- To be done -
Every entry must be copied word for word.
######
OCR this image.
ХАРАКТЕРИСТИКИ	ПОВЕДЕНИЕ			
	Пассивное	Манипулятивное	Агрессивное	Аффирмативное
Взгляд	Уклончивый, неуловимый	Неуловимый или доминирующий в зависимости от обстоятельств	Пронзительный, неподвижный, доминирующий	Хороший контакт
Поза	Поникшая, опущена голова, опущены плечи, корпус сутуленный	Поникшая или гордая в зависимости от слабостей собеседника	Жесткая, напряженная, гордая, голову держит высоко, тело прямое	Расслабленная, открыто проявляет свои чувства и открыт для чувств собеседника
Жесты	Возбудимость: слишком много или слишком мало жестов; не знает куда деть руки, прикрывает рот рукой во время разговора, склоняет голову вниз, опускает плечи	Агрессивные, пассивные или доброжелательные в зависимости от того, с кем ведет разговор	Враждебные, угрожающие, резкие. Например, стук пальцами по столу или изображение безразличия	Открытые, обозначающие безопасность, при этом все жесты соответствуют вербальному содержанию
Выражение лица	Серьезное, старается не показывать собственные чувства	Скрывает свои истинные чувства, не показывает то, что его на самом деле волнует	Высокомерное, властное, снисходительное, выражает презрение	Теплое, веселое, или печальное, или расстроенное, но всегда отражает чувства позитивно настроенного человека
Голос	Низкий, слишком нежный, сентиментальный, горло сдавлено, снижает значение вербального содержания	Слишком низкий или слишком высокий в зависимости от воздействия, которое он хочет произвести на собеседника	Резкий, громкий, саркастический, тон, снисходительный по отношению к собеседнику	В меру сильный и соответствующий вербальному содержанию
######
- Correct response -
OCR this image.
ХАРАКТЕРИСТИКИ	ПОВЕДЕНИЕ			
	Пассивное	Манипулятивное	Агрессивное	Аффирмативное
Взгляд	Уклончивый, неуловимый	Неуловимый или доминирующий в зависимости от обстоятельств	Пронзительный, неподвижный, доминирующий	Хороший контакт
Поза	Поникшая, опущена голова, опущены плечи, корпус сутуленный	Поникшая или гордая в зависимости от слабостей собеседника	Жесткая, напряженная, гордая, голову держит высоко, тело прямое	Расслабленная, открыто проявляет свои чувства и открыт для чувств собеседника
Жесты	Возбудимость: слишком много или слишком мало жестов; не знает куда деть руки, прикрывает рот рукой во время разговора, склоняет голову вниз, опускает плечи	Агрессивные, пассивные или доброжелательные в зависимости от того, с кем ведет разговор	Враждебные, угрожающие, резкие. Например, стук пальцами по столу или изображение безразличия	Открытые, обозначающие безопасность, при этом все жесты соответствуют вербальному содержанию
Выражение лица	Серьезное, старается не показывать собственные чувства	Скрывает свои истинные чувства, не показывает то, что его на самом деле волнует	Высокомерное, властное, снисходительное, выражает презрение	Теплое, веселое, или печальное, или расстроенное, но всегда отражает чувства позитивно настроенного человека
Голос	Низкий, слишком нежный, сентиментальный, горло сдавлено, снижает значение вербального содержания	Слишком низкий или слишком высокий в зависимости от воздействия, которое он хочет произвести на собеседника	Резкий, громкий, саркастический, тон, снисходительный по отношению к собеседнику	В меру сильный и соответствующий вербальному содержанию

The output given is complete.